Goal: Find the line containing "What does this". Retype it and every later line of the records exactly, leaving out pictures.

-- START OF Task data --

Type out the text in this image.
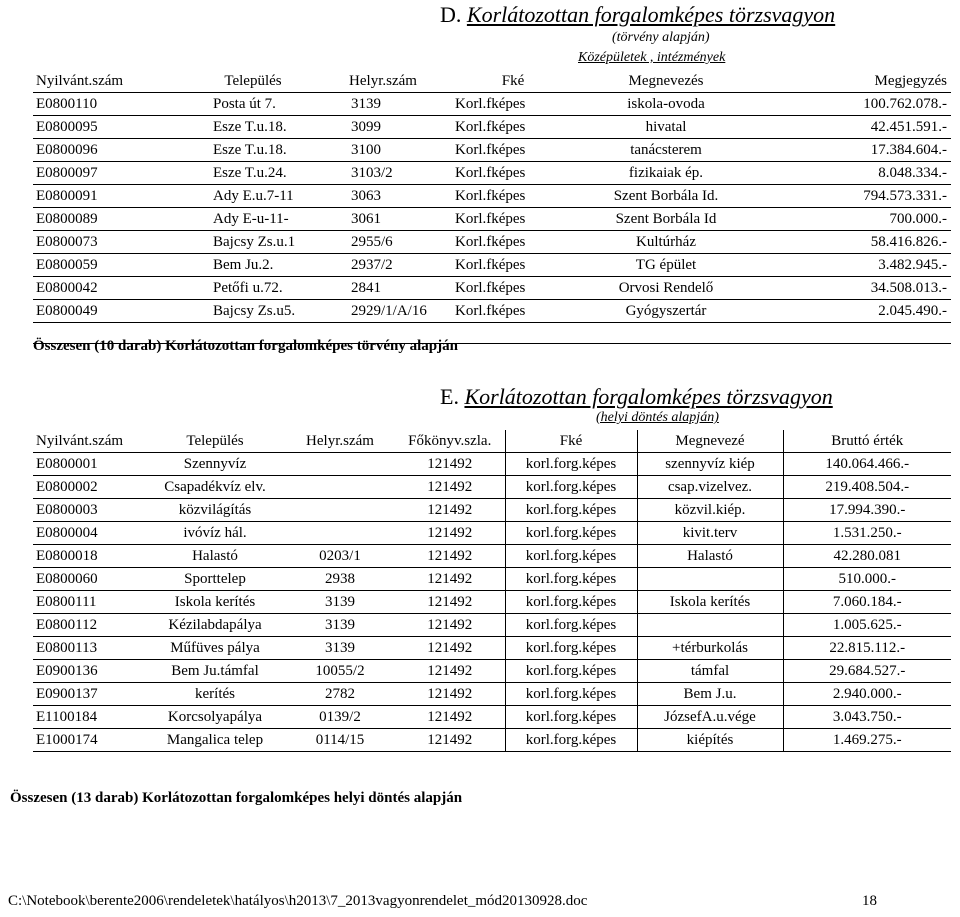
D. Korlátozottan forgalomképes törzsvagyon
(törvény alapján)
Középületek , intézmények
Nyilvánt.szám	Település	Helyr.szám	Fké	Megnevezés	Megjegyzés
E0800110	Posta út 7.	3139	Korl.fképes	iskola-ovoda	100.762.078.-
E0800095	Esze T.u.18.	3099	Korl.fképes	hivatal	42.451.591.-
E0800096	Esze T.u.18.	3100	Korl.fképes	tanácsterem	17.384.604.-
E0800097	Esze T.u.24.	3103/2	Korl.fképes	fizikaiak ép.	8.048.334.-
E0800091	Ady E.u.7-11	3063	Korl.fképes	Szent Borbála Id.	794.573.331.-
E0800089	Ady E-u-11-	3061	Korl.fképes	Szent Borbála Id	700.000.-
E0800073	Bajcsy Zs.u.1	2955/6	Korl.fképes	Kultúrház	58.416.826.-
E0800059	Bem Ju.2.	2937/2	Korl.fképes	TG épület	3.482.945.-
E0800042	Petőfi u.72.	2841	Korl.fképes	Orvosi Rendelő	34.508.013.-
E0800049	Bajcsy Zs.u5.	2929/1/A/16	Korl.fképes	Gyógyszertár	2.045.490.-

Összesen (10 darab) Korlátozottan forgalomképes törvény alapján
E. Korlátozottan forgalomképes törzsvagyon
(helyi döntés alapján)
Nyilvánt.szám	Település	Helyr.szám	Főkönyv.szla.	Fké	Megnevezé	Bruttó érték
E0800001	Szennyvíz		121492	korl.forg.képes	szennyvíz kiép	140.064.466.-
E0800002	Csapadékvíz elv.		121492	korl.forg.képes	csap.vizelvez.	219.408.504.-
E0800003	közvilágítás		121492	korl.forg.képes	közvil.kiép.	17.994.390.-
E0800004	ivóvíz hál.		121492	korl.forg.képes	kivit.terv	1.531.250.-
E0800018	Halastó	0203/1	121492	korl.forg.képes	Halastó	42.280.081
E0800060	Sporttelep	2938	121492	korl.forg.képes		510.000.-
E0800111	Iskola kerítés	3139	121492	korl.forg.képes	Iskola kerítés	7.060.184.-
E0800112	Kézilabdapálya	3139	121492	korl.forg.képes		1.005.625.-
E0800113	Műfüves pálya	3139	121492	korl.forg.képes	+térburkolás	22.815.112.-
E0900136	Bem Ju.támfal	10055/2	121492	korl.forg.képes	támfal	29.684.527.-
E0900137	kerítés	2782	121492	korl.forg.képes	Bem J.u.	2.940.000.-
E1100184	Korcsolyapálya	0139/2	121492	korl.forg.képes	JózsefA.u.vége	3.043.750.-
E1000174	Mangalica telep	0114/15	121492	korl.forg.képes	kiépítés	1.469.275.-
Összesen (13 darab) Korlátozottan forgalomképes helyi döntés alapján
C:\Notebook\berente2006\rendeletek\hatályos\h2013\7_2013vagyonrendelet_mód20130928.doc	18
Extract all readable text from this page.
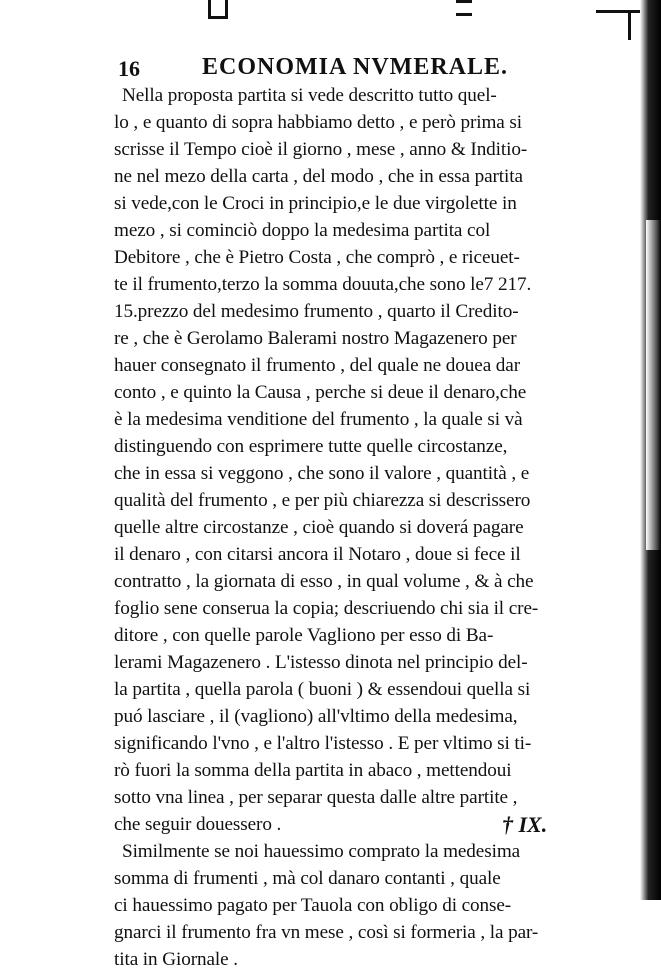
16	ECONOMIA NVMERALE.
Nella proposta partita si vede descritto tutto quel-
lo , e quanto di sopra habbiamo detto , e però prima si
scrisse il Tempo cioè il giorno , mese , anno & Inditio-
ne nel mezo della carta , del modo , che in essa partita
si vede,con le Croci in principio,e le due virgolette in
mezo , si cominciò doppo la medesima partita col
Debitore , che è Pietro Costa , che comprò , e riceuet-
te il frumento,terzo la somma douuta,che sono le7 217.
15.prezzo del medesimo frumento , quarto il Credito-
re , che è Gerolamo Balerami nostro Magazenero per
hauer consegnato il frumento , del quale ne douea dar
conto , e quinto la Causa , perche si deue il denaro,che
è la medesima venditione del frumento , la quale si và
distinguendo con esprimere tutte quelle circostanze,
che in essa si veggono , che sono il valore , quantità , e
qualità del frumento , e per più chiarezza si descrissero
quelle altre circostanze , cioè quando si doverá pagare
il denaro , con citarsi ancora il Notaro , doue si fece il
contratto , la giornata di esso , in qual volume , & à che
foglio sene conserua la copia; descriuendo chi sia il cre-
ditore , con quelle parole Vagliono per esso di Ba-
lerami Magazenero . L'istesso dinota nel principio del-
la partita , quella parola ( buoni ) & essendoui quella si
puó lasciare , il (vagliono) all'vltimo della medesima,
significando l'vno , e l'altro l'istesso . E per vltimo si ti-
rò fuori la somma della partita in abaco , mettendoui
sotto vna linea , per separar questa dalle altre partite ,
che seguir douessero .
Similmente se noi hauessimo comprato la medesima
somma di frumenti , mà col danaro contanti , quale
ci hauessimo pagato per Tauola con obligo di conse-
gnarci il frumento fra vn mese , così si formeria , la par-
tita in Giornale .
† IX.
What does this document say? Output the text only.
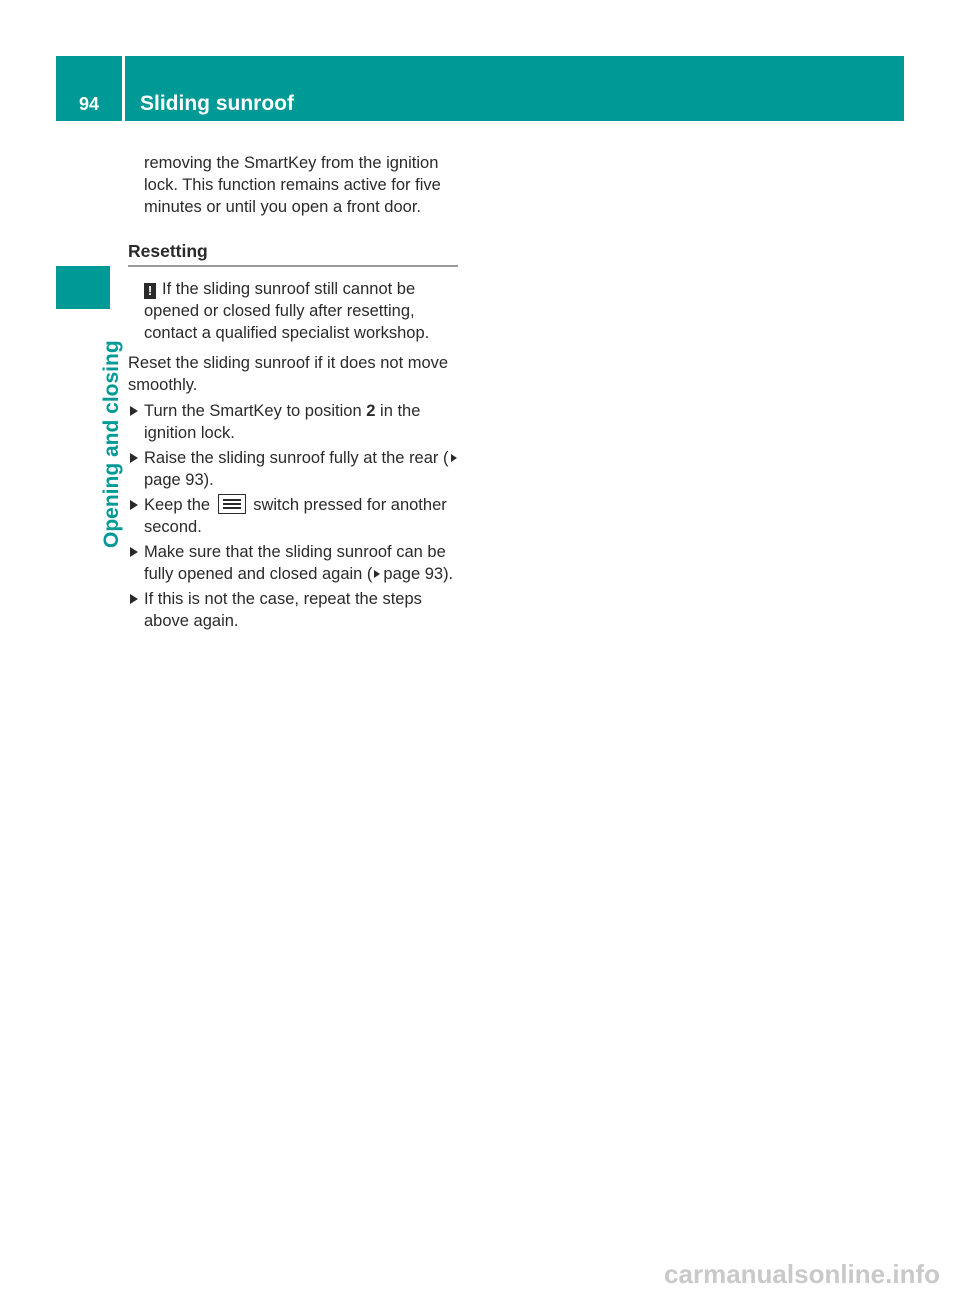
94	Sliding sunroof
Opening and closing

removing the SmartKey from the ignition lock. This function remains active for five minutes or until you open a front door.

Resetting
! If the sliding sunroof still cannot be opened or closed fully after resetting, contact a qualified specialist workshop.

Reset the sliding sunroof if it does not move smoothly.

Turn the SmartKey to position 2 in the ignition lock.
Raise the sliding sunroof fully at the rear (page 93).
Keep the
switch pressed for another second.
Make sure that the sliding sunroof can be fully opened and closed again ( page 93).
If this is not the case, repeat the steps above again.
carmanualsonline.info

-- END OF Task data --

Solution to the exercise:
What does this document say? Output the text only.
94	Sliding sunroof
Opening and closing

removing the SmartKey from the ignition lock. This function remains active for five minutes or until you open a front door.

Resetting
! If the sliding sunroof still cannot be opened or closed fully after resetting, contact a qualified specialist workshop.

Reset the sliding sunroof if it does not move smoothly.

Turn the SmartKey to position 2 in the ignition lock.
Raise the sliding sunroof fully at the rear (page 93).
Keep the
switch pressed for another second.
Make sure that the sliding sunroof can be fully opened and closed again ( page 93).
If this is not the case, repeat the steps above again.
carmanualsonline.info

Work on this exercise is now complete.